═════ Information shown ═════
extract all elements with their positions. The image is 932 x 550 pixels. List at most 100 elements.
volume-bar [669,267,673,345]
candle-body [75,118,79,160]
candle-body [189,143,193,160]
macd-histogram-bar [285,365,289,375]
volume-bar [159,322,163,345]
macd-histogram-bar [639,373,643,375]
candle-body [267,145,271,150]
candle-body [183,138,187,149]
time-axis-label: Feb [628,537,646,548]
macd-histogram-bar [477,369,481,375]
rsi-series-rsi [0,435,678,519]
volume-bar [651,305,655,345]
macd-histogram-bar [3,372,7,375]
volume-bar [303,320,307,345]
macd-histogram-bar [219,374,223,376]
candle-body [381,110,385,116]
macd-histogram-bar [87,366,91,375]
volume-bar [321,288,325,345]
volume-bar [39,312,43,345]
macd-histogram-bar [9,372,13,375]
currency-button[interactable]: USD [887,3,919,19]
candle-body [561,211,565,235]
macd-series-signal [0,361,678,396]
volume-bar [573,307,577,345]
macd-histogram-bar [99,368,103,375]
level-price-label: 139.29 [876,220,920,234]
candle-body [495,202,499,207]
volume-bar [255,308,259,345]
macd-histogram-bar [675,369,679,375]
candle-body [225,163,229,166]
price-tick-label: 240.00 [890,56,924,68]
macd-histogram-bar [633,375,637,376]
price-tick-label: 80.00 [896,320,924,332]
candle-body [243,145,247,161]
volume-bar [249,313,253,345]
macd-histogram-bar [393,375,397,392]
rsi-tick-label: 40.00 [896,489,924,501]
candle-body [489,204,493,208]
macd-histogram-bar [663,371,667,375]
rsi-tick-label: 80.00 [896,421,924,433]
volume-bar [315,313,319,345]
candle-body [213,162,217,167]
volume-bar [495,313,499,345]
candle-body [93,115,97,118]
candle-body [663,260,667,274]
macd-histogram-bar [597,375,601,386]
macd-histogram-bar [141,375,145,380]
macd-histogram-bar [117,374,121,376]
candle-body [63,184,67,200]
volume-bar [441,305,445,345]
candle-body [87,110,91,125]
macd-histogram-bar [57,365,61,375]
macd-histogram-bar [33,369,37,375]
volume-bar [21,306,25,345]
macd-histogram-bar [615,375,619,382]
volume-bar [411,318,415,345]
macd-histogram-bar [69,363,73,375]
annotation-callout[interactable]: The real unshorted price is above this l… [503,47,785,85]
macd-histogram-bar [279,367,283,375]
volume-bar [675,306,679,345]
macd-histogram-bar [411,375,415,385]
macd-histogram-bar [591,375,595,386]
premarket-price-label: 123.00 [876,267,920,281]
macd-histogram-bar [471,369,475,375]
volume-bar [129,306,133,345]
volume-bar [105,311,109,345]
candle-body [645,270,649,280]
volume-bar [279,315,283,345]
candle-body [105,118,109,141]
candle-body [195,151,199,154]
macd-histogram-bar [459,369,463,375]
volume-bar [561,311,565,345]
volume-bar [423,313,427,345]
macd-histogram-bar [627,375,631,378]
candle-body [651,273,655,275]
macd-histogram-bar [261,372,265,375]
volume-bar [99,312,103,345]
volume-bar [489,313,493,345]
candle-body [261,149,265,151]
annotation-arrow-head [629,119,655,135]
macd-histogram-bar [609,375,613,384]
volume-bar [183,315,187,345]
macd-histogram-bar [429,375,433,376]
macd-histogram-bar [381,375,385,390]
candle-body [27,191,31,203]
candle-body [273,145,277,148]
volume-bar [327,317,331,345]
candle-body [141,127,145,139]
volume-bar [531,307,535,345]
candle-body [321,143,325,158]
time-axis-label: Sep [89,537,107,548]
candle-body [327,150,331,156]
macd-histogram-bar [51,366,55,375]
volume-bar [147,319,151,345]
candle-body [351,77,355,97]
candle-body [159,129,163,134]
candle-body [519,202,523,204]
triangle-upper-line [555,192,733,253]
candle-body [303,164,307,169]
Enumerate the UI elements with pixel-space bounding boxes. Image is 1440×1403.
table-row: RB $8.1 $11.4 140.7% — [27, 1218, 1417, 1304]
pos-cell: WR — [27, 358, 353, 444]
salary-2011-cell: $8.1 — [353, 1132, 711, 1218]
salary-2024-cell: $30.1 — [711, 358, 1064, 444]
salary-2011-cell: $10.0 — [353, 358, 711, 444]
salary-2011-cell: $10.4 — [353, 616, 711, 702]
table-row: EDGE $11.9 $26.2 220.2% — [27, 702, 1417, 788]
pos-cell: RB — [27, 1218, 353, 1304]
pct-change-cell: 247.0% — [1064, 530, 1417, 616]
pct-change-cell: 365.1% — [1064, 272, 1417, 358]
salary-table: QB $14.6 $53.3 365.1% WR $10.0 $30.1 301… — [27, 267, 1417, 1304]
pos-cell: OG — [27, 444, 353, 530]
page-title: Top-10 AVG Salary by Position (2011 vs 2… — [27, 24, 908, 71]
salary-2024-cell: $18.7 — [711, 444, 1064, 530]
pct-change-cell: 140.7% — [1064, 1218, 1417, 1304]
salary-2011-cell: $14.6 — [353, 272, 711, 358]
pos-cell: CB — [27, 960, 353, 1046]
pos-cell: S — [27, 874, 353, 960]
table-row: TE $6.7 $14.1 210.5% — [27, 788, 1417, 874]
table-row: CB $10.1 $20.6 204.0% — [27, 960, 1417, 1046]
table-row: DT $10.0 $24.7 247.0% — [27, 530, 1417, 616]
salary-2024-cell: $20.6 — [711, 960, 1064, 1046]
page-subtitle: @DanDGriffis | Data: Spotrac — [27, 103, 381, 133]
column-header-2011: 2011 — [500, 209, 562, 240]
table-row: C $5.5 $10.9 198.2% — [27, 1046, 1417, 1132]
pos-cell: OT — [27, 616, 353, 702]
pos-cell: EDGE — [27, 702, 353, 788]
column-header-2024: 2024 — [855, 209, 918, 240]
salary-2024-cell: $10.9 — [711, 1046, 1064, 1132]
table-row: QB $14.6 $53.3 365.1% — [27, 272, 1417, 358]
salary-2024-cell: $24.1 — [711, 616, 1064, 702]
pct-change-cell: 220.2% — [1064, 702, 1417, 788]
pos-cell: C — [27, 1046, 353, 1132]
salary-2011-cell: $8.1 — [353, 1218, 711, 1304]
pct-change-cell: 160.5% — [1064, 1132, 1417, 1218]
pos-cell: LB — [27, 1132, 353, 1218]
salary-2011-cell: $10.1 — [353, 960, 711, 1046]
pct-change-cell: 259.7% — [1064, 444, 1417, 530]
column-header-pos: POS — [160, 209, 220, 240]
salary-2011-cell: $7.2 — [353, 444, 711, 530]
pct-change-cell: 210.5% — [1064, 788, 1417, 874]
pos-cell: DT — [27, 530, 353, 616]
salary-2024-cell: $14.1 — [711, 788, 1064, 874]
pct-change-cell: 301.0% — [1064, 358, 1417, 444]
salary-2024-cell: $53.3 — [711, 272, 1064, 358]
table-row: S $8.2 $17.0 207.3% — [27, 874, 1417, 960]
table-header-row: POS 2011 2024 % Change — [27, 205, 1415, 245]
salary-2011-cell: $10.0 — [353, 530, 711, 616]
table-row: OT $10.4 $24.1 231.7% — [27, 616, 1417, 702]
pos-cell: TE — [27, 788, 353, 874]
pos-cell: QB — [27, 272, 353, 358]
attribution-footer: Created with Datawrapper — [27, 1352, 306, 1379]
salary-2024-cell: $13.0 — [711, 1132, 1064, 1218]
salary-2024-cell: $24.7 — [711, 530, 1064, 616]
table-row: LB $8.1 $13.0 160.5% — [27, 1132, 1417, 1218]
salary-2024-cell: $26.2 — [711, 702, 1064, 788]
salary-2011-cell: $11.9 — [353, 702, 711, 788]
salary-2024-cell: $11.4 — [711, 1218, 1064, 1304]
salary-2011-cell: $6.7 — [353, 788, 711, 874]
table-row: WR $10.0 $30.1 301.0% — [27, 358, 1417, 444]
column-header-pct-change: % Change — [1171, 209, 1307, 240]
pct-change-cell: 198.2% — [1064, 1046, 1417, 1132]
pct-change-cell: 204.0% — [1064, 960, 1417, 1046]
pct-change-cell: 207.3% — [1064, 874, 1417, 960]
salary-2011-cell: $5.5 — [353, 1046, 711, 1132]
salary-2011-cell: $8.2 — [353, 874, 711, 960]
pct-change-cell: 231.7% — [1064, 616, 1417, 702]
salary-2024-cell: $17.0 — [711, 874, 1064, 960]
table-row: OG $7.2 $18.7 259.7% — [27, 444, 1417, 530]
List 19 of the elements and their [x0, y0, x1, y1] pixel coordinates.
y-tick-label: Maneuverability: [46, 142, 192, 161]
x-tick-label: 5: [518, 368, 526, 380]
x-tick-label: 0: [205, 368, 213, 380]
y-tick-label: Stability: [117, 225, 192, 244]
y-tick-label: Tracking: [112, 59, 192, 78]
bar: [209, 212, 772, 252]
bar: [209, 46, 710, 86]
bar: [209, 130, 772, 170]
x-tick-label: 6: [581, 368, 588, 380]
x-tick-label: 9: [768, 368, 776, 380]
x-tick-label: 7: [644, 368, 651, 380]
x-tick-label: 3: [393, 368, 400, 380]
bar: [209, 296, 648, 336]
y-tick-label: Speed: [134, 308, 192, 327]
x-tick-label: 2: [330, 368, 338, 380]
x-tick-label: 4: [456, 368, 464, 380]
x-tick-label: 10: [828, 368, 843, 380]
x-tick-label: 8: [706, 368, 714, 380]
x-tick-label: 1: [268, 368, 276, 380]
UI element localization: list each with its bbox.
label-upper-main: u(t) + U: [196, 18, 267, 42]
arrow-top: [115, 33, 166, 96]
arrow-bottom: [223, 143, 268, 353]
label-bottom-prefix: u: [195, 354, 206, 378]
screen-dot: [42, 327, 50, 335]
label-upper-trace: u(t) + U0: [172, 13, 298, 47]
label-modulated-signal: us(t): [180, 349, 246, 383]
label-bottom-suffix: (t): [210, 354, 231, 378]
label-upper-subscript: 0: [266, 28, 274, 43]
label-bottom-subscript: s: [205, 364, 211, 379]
═════
Given exercise: Copy the items exactly, starting with the first line and ending with the line containing "candle-body [381,110,385,116]", including that line.

Result of the exercise:
extract all elements with their positions. The image is 932 x 550 pixels. List at most 100 elements.
volume-bar [669,267,673,345]
candle-body [75,118,79,160]
candle-body [189,143,193,160]
macd-histogram-bar [285,365,289,375]
volume-bar [159,322,163,345]
macd-histogram-bar [639,373,643,375]
candle-body [267,145,271,150]
candle-body [183,138,187,149]
time-axis-label: Feb [628,537,646,548]
macd-histogram-bar [477,369,481,375]
rsi-series-rsi [0,435,678,519]
volume-bar [651,305,655,345]
macd-histogram-bar [3,372,7,375]
volume-bar [303,320,307,345]
macd-histogram-bar [219,374,223,376]
candle-body [381,110,385,116]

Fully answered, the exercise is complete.